JOB — Wherever the word "لأحد" appears in a line, copy that line.

DATASET EXCERPTS —
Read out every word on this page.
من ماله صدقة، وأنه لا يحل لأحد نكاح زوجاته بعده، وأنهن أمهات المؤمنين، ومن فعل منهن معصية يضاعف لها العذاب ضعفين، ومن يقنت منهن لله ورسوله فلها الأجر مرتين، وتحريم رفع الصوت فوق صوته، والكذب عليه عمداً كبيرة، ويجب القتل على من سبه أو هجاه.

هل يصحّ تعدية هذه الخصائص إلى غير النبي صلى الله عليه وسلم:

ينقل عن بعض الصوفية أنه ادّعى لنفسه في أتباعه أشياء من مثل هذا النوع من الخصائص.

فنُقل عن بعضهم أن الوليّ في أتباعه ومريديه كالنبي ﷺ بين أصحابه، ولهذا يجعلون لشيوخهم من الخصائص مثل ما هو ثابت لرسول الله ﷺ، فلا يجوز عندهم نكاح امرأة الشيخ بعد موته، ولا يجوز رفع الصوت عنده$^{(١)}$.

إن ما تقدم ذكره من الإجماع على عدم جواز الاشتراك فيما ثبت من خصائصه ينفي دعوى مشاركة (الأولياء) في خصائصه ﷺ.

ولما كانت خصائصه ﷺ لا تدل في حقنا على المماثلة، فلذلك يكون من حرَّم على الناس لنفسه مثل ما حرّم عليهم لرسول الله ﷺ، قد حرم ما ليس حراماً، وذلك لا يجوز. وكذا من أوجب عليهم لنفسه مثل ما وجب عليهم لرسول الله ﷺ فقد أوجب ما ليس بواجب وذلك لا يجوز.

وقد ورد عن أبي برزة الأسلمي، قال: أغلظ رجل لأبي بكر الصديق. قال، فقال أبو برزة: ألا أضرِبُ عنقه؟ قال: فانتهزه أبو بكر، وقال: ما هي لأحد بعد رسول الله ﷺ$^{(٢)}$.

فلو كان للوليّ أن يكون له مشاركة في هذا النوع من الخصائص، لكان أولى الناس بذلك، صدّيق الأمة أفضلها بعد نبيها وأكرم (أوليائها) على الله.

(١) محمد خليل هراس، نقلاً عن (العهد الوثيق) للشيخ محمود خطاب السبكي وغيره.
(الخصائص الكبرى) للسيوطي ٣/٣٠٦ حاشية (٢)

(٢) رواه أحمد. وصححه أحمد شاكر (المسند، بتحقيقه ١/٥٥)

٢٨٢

CORRECT ANSWER —
من ماله صدقة، وأنه لا يحل لأحد نكاح زوجاته بعده، وأنهن أمهات المؤمنين، ومن فعل منهن معصية يضاعف لها العذاب ضعفين، ومن يقنت منهن لله ورسوله فلها الأجر مرتين، وتحريم رفع الصوت فوق صوته، والكذب عليه عمداً كبيرة، ويجب القتل على من سبه أو هجاه.
وقد ورد عن أبي برزة الأسلمي، قال: أغلظ رجل لأبي بكر الصديق. قال، فقال أبو برزة: ألا أضرِبُ عنقه؟ قال: فانتهزه أبو بكر، وقال: ما هي لأحد بعد رسول الله ﷺ$^{(٢)}$.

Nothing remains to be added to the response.